OBJECTIVE: Write out every row again, changing "screenshot" to "screen capture" and leaving everything else the same.

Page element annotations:
>>>
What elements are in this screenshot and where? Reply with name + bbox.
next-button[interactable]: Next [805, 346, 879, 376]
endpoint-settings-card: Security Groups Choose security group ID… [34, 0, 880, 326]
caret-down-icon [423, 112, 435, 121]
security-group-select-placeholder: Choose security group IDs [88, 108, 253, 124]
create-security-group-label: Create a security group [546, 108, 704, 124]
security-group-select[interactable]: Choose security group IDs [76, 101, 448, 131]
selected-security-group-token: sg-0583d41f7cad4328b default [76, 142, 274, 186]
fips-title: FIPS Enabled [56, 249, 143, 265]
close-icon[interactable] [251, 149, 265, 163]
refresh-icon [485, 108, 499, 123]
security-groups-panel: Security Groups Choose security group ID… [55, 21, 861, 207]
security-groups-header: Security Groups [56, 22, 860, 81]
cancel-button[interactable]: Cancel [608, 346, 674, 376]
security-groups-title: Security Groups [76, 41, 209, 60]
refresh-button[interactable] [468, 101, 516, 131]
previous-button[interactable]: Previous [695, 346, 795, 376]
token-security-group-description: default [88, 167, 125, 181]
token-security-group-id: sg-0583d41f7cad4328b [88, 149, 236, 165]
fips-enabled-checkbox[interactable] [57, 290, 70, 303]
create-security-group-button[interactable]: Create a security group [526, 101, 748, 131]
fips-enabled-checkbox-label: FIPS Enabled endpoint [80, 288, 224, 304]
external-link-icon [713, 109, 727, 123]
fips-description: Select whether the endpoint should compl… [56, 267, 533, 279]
<<<
THE ANSWER:
What elements are in this screen capture and where? Reply with name + bbox.
next-button[interactable]: Next [805, 346, 879, 376]
endpoint-settings-card: Security Groups Choose security group ID… [34, 0, 880, 326]
caret-down-icon [423, 112, 435, 121]
security-group-select-placeholder: Choose security group IDs [88, 108, 253, 124]
create-security-group-label: Create a security group [546, 108, 704, 124]
security-group-select[interactable]: Choose security group IDs [76, 101, 448, 131]
selected-security-group-token: sg-0583d41f7cad4328b default [76, 142, 274, 186]
fips-title: FIPS Enabled [56, 249, 143, 265]
close-icon[interactable] [251, 149, 265, 163]
refresh-icon [485, 108, 499, 123]
security-groups-panel: Security Groups Choose security group ID… [55, 21, 861, 207]
security-groups-header: Security Groups [56, 22, 860, 81]
cancel-button[interactable]: Cancel [608, 346, 674, 376]
security-groups-title: Security Groups [76, 41, 209, 60]
refresh-button[interactable] [468, 101, 516, 131]
previous-button[interactable]: Previous [695, 346, 795, 376]
token-security-group-description: default [88, 167, 125, 181]
token-security-group-id: sg-0583d41f7cad4328b [88, 149, 236, 165]
fips-enabled-checkbox[interactable] [57, 290, 70, 303]
create-security-group-button[interactable]: Create a security group [526, 101, 748, 131]
fips-enabled-checkbox-label: FIPS Enabled endpoint [80, 288, 224, 304]
external-link-icon [713, 109, 727, 123]
fips-description: Select whether the endpoint should compl… [56, 267, 533, 279]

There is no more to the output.